**DIRECTIVE**
Will you output the entries below exactly, skipping every image they contain?

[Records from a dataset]
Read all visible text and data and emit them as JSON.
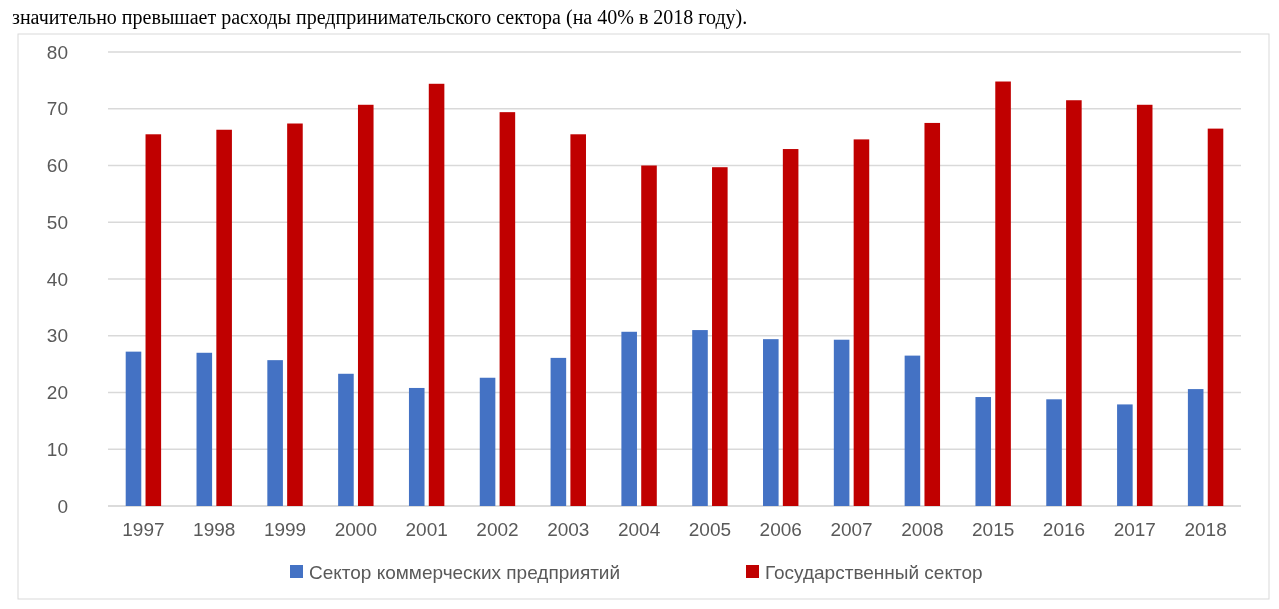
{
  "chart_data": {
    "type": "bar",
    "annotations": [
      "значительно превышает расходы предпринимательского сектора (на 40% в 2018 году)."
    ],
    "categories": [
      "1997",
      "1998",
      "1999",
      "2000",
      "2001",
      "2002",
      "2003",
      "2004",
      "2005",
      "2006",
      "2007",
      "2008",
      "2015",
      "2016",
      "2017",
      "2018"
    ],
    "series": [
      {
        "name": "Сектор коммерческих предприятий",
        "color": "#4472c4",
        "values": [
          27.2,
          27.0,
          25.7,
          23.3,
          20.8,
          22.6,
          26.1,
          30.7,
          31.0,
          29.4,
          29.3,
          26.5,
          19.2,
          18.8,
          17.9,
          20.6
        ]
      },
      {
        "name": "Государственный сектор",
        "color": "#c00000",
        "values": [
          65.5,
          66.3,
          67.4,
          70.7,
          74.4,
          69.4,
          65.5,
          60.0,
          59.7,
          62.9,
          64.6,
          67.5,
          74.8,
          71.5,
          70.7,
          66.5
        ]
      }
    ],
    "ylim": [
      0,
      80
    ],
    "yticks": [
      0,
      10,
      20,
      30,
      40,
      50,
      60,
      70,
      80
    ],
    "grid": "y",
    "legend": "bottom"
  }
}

**EXERCISE RESPONSE**
Read all visible text and data and emit them as JSON.
{
  "chart_data": {
    "type": "bar",
    "annotations": [
      "значительно превышает расходы предпринимательского сектора (на 40% в 2018 году)."
    ],
    "categories": [
      "1997",
      "1998",
      "1999",
      "2000",
      "2001",
      "2002",
      "2003",
      "2004",
      "2005",
      "2006",
      "2007",
      "2008",
      "2015",
      "2016",
      "2017",
      "2018"
    ],
    "series": [
      {
        "name": "Сектор коммерческих предприятий",
        "color": "#4472c4",
        "values": [
          27.2,
          27.0,
          25.7,
          23.3,
          20.8,
          22.6,
          26.1,
          30.7,
          31.0,
          29.4,
          29.3,
          26.5,
          19.2,
          18.8,
          17.9,
          20.6
        ]
      },
      {
        "name": "Государственный сектор",
        "color": "#c00000",
        "values": [
          65.5,
          66.3,
          67.4,
          70.7,
          74.4,
          69.4,
          65.5,
          60.0,
          59.7,
          62.9,
          64.6,
          67.5,
          74.8,
          71.5,
          70.7,
          66.5
        ]
      }
    ],
    "ylim": [
      0,
      80
    ],
    "yticks": [
      0,
      10,
      20,
      30,
      40,
      50,
      60,
      70,
      80
    ],
    "grid": "y",
    "legend": "bottom"
  }
}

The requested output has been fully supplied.